-- Start --
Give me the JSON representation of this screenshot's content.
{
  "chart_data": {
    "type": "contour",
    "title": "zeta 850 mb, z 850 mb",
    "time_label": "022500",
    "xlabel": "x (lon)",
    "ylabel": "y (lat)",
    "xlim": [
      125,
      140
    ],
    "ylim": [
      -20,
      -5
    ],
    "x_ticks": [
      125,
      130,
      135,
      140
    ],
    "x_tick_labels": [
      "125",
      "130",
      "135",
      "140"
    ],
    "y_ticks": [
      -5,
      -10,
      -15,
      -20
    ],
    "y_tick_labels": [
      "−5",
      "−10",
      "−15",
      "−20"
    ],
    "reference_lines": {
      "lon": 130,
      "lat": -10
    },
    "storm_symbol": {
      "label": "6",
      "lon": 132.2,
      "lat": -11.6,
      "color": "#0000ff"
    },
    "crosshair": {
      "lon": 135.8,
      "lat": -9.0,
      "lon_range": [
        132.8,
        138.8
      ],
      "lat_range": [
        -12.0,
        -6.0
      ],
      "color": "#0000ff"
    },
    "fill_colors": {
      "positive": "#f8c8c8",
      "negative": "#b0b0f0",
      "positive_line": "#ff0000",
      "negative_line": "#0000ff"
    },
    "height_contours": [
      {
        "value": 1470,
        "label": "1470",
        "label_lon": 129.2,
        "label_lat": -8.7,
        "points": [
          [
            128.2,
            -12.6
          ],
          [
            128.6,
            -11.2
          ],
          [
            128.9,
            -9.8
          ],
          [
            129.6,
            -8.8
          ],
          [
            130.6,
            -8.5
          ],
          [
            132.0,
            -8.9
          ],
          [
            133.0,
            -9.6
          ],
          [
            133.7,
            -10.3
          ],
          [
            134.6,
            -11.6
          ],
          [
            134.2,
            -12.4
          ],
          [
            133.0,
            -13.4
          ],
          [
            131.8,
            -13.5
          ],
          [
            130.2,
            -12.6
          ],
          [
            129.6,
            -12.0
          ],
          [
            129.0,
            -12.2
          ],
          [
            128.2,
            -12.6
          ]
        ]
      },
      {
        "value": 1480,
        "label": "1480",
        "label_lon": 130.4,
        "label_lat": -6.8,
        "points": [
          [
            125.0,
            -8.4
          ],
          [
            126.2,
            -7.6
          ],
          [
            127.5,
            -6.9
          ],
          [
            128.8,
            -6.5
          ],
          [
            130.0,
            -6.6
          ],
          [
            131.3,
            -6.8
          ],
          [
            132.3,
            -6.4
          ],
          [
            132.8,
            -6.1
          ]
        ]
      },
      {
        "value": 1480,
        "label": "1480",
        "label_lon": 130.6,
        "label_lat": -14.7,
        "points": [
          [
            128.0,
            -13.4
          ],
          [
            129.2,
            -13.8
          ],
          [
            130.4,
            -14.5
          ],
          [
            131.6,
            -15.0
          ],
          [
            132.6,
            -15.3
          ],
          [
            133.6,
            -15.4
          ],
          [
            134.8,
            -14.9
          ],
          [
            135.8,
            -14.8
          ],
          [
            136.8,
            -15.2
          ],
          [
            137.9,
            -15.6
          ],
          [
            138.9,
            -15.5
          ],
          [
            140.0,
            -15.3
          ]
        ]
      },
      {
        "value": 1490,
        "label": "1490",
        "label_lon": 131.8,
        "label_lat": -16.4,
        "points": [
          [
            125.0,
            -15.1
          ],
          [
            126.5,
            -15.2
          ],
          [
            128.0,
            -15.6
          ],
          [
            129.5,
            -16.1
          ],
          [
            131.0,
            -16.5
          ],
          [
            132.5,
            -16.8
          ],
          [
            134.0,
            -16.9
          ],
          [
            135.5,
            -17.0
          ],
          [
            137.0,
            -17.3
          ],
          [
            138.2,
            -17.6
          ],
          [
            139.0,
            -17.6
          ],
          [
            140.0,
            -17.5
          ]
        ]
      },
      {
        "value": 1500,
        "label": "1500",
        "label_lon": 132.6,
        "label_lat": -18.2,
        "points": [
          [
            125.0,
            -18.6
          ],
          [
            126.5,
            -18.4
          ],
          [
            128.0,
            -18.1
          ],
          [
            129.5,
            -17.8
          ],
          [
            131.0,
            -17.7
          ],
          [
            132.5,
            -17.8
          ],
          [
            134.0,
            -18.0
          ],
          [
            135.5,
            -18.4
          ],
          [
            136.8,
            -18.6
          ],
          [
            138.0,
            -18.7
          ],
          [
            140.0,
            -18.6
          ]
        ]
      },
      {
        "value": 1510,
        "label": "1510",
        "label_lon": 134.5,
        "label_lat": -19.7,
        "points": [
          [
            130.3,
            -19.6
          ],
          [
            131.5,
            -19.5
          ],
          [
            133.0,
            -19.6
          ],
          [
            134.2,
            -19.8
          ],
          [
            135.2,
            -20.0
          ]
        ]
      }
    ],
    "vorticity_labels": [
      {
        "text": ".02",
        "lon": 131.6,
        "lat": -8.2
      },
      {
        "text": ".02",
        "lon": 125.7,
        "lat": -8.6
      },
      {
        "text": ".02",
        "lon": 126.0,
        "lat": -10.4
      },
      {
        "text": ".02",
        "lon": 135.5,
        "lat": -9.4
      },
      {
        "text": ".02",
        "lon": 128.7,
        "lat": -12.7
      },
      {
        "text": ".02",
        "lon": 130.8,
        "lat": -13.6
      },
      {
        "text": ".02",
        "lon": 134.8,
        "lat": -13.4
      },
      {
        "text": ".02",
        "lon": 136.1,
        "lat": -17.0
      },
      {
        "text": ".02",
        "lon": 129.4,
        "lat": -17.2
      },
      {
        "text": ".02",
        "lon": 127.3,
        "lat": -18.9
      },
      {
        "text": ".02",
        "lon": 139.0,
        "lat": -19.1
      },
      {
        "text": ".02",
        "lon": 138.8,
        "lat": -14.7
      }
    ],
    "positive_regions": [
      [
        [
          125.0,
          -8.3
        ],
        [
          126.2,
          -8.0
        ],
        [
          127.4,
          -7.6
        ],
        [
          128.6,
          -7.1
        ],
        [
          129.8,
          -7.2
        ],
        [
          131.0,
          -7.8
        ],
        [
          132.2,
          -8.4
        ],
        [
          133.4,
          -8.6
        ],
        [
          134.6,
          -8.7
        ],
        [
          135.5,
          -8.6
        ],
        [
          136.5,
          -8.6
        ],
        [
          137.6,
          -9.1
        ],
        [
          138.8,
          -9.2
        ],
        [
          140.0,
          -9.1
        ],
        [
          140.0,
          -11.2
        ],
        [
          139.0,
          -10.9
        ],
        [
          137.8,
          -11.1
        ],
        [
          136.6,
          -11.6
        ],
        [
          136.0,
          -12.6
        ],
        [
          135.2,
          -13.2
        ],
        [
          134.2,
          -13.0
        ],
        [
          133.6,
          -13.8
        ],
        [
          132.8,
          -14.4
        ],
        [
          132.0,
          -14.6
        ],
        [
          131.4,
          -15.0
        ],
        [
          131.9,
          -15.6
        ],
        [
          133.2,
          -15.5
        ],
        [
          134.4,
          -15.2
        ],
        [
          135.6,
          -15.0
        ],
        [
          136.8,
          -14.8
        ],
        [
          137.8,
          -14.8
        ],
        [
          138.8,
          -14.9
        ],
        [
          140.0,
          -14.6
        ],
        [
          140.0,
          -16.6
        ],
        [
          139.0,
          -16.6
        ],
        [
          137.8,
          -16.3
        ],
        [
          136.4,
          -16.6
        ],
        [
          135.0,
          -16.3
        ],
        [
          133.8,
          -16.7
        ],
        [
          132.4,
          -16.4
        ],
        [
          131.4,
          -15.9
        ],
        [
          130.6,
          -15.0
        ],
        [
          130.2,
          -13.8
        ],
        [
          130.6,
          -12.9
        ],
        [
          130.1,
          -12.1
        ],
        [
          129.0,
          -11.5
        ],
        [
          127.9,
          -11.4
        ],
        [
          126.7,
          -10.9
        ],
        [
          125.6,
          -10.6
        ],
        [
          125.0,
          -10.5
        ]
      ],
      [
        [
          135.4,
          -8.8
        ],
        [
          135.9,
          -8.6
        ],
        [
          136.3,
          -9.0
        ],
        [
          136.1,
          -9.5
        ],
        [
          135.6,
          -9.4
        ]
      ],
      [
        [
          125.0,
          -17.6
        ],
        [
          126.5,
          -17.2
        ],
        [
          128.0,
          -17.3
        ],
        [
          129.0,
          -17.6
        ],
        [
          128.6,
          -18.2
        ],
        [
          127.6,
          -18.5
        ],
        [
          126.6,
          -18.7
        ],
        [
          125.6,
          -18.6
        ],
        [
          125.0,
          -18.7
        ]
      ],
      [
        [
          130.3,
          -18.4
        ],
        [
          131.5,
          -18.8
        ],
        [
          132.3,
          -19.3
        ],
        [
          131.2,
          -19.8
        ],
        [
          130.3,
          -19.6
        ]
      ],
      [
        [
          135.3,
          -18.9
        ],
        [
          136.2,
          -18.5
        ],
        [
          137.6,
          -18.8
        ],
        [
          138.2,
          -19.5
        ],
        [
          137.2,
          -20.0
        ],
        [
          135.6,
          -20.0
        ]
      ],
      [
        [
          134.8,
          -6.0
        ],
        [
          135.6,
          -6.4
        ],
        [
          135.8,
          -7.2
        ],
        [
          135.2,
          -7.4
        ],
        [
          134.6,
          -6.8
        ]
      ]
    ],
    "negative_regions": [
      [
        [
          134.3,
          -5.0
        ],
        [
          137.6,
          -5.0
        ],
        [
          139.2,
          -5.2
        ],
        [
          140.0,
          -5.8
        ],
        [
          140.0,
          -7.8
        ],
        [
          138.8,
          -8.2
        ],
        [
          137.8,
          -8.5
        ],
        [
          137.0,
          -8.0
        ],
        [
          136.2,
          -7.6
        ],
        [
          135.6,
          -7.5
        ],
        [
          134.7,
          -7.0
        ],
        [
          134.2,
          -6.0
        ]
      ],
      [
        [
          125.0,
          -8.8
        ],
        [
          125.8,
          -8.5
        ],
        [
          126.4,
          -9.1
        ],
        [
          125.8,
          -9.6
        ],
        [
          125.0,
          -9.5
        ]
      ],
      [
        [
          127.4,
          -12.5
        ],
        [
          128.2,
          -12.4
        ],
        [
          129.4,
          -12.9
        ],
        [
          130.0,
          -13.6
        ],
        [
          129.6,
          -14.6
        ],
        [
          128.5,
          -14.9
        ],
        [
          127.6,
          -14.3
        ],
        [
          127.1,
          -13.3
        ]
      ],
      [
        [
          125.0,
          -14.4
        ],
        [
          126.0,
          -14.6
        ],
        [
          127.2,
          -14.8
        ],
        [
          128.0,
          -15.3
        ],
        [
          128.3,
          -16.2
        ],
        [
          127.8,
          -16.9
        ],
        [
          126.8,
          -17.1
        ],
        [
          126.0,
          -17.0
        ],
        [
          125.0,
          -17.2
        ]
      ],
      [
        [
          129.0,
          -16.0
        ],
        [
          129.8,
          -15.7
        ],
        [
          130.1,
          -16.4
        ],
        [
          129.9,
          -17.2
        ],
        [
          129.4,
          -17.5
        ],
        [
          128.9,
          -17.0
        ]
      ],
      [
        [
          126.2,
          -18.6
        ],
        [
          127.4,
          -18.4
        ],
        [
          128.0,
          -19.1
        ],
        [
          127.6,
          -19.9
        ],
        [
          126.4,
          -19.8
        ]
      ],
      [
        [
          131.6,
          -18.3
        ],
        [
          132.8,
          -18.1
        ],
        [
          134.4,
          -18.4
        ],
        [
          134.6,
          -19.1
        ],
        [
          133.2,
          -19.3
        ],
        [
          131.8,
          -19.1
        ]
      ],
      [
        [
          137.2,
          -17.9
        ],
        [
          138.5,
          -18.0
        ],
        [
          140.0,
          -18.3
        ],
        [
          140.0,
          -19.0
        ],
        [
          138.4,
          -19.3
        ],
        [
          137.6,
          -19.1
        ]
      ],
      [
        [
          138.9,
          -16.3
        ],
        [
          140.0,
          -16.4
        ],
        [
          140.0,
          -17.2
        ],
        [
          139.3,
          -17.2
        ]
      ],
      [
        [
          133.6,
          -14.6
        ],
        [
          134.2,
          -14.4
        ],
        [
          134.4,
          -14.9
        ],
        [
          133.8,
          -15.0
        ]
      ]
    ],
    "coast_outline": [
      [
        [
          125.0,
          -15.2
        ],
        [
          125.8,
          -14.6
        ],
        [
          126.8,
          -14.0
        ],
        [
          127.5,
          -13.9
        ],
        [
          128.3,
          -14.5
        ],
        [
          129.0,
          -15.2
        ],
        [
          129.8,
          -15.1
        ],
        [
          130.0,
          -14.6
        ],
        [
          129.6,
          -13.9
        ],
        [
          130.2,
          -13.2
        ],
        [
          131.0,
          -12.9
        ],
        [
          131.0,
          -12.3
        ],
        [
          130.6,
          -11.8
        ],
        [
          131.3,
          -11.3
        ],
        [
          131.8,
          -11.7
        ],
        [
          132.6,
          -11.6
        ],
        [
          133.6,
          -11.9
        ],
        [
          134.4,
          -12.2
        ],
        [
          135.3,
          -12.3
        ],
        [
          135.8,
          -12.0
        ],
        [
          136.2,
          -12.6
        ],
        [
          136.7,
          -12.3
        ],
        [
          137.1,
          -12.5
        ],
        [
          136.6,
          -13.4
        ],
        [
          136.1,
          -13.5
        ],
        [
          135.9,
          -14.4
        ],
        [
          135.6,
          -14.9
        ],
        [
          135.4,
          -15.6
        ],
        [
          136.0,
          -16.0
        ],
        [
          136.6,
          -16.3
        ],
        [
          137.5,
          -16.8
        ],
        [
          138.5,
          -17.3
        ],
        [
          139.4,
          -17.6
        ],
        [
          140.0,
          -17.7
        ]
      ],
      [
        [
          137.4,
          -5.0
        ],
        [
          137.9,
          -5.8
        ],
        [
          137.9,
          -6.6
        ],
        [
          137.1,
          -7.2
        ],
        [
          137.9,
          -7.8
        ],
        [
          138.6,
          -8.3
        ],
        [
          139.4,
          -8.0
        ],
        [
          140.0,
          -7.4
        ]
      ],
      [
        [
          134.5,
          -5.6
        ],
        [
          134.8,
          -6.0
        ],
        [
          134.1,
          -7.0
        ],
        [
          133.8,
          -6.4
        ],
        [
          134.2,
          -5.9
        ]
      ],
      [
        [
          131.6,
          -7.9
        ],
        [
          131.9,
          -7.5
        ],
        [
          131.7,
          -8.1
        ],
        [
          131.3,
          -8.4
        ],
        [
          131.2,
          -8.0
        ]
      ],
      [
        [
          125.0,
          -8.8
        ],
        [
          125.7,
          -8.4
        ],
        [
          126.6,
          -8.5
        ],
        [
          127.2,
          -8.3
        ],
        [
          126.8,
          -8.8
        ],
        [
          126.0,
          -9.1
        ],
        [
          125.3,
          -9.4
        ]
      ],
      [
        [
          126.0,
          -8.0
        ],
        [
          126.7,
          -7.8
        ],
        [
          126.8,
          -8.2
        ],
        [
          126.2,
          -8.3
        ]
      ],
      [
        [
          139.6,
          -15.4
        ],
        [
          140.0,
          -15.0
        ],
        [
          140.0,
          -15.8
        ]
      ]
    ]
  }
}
-- End --
▶ Directions for this task
Check each line of the records for "value" and copy the ones that contain it.

▶ Output for this task
        "value": 1470,
        "value": 1480,
        "value": 1480,
        "value": 1490,
        "value": 1500,
        "value": 1510,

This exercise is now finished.